Records for this exercise:
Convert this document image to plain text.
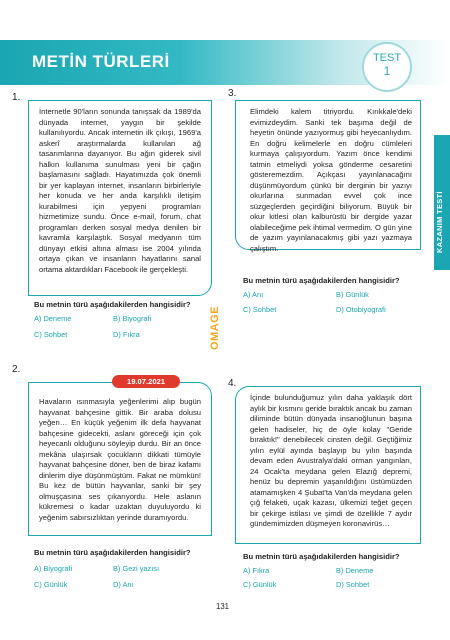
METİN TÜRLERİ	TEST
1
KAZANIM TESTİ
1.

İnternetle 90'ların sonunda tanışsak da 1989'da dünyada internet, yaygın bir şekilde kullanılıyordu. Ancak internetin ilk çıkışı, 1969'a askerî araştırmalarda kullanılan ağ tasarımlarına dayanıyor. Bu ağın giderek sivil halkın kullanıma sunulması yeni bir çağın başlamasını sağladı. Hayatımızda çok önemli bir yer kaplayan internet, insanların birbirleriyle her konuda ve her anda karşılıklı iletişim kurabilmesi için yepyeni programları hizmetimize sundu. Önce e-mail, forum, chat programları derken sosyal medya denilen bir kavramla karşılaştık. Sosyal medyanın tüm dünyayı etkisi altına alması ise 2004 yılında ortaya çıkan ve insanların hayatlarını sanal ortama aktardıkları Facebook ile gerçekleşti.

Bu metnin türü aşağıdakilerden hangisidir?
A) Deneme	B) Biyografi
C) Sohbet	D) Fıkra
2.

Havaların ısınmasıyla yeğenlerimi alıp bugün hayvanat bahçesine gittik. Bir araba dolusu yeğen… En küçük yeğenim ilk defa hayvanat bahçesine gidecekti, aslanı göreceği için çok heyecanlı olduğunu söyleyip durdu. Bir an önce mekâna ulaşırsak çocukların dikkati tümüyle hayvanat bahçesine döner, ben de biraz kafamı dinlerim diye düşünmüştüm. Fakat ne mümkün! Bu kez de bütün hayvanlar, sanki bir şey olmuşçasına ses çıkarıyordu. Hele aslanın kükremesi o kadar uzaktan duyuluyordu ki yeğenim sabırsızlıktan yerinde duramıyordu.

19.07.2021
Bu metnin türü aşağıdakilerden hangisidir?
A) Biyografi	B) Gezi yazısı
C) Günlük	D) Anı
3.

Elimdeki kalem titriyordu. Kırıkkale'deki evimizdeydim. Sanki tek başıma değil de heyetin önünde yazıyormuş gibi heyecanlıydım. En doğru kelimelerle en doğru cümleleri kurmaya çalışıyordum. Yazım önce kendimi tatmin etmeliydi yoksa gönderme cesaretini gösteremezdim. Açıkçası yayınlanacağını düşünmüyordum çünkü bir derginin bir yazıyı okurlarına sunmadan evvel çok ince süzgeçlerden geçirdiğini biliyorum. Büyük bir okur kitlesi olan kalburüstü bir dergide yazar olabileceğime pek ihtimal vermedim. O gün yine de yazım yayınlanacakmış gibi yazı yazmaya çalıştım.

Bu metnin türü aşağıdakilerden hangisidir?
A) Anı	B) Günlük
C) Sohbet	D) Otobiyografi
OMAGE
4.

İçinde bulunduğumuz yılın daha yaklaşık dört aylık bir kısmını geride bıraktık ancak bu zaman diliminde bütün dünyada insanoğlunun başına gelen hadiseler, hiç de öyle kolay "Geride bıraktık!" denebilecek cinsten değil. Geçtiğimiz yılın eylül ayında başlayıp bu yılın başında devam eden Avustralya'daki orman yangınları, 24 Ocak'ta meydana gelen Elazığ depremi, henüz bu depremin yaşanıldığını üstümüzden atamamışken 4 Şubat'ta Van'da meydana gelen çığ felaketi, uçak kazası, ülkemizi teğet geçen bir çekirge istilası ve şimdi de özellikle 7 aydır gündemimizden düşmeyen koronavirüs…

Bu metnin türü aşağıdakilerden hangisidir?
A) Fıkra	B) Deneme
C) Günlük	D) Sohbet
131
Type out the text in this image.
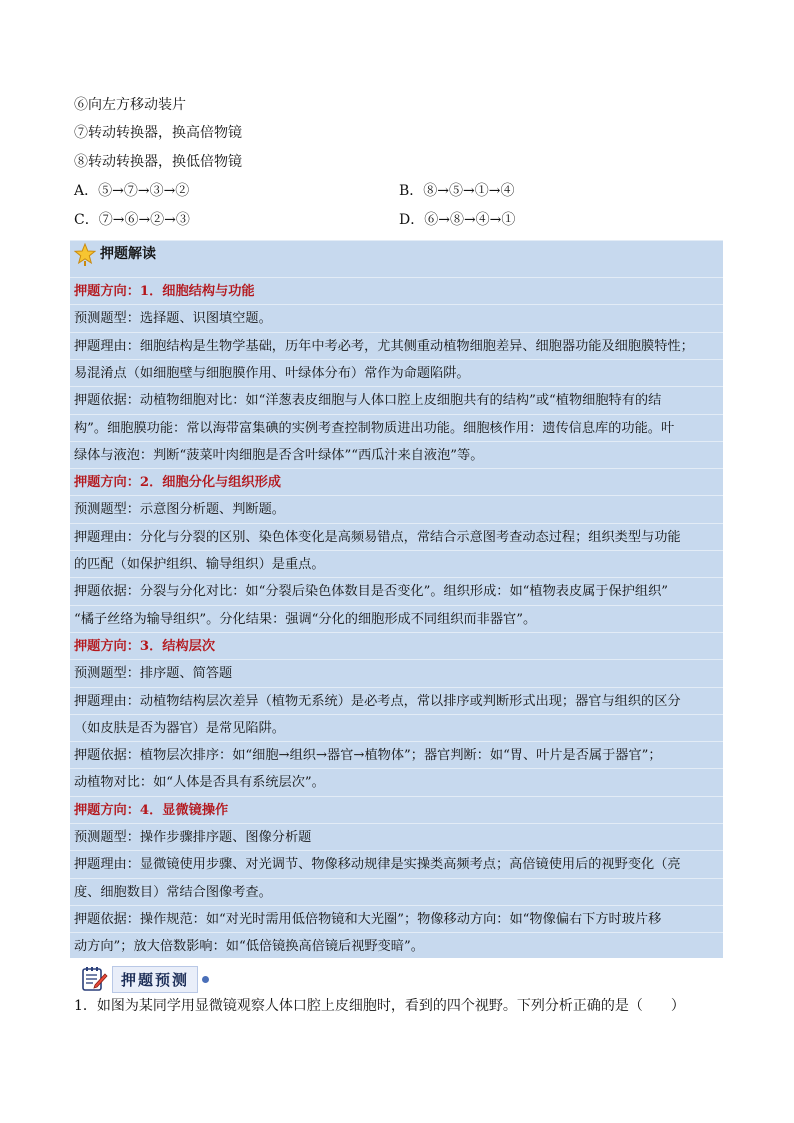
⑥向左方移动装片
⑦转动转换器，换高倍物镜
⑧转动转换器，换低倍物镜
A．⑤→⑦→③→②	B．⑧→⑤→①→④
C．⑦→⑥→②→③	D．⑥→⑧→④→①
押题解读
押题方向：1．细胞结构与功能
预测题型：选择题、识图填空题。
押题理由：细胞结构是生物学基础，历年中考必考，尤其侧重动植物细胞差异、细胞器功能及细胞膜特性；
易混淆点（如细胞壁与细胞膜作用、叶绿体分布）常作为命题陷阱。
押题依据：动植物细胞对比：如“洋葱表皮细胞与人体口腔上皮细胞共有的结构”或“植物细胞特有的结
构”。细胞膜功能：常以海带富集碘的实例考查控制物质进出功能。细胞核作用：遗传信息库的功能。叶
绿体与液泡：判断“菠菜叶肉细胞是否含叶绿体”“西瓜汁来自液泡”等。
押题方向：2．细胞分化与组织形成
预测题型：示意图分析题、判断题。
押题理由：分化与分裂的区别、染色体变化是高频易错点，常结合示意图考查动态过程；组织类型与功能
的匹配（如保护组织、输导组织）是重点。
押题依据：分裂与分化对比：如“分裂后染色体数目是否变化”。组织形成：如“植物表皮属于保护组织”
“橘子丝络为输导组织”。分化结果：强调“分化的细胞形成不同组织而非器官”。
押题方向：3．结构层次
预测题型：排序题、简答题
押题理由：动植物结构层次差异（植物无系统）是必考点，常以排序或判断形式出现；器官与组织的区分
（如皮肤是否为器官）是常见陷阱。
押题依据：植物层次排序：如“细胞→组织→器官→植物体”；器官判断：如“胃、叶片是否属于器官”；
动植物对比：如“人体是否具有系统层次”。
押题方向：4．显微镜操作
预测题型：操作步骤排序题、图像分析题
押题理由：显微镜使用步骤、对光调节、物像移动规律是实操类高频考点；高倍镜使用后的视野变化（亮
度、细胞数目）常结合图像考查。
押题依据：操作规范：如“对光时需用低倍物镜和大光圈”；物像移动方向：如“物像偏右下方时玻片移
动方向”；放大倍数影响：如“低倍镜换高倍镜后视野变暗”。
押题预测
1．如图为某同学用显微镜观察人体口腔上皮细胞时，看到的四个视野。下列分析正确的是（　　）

Task requirements: Track down the lines that include the word "Sohbet" and copy them.

Answer to this exercise:
C) Sohbet	D) Fıkra
C) Sohbet	D) Otobiyografi
C) Günlük	D) Sohbet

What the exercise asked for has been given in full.